> Dataset
-*-*-

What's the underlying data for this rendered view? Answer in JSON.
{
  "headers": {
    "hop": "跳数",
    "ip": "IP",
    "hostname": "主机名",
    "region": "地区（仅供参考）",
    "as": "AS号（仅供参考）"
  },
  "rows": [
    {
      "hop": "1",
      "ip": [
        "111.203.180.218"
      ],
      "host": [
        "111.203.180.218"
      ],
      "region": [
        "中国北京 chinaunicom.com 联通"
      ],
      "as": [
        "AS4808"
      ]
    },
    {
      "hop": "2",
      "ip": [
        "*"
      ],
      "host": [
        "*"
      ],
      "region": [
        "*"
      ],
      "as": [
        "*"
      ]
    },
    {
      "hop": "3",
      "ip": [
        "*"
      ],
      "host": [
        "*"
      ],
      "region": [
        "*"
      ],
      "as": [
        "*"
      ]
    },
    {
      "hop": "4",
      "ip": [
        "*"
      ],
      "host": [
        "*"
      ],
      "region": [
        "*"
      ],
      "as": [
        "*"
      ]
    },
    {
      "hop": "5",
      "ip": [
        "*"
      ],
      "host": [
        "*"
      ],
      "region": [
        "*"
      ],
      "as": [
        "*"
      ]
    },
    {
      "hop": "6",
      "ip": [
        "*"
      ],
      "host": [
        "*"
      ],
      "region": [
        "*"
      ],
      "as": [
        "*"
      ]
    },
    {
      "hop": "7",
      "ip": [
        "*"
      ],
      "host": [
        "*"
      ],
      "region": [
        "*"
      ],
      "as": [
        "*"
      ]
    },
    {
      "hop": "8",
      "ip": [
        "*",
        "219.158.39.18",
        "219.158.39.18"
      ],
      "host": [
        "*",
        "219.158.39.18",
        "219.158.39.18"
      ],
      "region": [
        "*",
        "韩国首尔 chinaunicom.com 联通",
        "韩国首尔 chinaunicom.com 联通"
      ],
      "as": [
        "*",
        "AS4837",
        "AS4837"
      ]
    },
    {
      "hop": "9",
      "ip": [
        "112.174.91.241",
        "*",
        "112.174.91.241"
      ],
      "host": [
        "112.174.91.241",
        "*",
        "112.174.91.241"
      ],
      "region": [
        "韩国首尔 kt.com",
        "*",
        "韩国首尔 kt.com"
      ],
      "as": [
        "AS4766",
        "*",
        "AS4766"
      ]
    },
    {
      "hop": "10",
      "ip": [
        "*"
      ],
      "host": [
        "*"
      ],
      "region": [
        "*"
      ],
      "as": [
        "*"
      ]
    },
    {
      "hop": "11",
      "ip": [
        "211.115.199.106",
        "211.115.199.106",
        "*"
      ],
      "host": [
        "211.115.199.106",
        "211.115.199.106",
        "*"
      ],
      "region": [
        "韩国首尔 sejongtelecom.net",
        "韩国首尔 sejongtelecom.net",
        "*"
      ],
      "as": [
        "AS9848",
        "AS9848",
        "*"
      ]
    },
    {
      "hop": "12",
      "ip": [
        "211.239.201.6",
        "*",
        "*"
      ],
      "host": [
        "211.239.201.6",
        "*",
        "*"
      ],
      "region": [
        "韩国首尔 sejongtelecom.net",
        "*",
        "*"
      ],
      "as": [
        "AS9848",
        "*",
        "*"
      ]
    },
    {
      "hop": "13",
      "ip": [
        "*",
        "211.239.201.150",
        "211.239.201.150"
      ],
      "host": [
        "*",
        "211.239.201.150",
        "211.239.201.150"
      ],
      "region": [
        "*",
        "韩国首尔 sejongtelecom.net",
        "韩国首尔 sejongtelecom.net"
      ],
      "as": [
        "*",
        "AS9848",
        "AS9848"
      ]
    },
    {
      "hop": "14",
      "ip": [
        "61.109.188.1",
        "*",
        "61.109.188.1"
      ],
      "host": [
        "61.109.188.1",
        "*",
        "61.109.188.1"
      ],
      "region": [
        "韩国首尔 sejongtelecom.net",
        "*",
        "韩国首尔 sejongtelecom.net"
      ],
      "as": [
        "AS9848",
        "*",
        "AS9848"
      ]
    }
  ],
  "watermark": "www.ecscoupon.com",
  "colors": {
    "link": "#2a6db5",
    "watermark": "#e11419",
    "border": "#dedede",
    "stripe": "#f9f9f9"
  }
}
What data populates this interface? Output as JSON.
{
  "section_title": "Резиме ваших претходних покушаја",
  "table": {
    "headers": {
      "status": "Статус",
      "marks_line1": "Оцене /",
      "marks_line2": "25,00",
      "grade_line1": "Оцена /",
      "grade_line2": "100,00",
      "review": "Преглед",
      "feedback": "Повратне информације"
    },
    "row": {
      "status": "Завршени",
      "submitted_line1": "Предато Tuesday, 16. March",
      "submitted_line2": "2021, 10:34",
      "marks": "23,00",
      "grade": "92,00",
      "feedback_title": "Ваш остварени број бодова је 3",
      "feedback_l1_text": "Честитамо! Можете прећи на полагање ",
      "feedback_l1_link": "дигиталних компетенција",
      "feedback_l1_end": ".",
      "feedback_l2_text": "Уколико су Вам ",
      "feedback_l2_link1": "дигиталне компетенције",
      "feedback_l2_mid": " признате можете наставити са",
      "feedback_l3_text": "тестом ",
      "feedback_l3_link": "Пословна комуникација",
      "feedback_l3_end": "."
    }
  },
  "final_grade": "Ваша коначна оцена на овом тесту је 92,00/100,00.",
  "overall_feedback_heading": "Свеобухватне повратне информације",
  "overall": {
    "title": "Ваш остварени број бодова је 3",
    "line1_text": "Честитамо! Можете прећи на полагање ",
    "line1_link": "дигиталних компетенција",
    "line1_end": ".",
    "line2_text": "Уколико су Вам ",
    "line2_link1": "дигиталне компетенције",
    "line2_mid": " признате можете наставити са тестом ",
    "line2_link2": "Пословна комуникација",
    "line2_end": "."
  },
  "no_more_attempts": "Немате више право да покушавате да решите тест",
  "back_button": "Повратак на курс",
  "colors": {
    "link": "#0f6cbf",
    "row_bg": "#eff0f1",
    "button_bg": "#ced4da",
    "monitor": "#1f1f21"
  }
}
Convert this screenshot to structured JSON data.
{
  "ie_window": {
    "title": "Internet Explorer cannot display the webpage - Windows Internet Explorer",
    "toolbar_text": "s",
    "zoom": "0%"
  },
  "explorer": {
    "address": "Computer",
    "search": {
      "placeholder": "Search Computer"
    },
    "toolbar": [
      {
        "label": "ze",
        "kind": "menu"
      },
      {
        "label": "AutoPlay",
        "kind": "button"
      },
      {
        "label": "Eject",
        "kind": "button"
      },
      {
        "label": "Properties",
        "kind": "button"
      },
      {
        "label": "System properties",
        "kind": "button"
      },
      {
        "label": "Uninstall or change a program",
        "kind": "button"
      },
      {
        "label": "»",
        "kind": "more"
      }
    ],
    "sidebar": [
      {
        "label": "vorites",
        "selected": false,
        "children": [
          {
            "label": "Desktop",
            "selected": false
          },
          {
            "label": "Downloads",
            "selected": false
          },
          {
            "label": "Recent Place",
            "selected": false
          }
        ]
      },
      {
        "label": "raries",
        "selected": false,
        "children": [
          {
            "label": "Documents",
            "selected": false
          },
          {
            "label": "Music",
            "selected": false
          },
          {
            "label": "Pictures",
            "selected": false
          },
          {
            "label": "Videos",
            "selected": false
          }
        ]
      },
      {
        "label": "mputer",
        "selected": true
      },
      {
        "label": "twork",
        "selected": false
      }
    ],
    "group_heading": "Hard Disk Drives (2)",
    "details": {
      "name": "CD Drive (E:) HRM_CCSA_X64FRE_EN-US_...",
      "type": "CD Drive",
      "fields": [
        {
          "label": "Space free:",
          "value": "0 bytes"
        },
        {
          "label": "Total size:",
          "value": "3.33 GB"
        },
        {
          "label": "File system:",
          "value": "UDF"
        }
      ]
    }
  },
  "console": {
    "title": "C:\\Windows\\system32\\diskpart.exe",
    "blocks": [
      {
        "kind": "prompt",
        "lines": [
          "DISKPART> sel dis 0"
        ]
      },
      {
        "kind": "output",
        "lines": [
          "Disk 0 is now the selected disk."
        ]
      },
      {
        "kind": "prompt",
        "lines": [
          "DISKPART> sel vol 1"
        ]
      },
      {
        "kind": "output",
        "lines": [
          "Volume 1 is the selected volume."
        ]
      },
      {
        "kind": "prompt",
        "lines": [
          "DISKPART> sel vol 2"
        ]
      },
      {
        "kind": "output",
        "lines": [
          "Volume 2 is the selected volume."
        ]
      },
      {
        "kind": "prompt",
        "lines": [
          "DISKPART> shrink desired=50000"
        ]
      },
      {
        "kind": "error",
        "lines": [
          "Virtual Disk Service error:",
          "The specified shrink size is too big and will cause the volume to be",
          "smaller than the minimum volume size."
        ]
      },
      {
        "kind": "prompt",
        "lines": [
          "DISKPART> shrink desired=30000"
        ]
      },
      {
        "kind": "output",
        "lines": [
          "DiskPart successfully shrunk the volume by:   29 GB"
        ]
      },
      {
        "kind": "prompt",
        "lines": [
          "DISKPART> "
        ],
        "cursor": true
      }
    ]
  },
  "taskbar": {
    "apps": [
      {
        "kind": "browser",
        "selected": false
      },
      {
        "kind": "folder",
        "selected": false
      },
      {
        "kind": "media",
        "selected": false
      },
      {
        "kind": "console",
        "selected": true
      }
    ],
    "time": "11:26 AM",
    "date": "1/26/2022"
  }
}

-*-*-

> What is needed
Consider the entries above and return each line with the string "наставити".

> Result of the exercise
      "feedback_l2_mid": " признате можете наставити са",
    "line2_mid": " признате можете наставити са тестом ",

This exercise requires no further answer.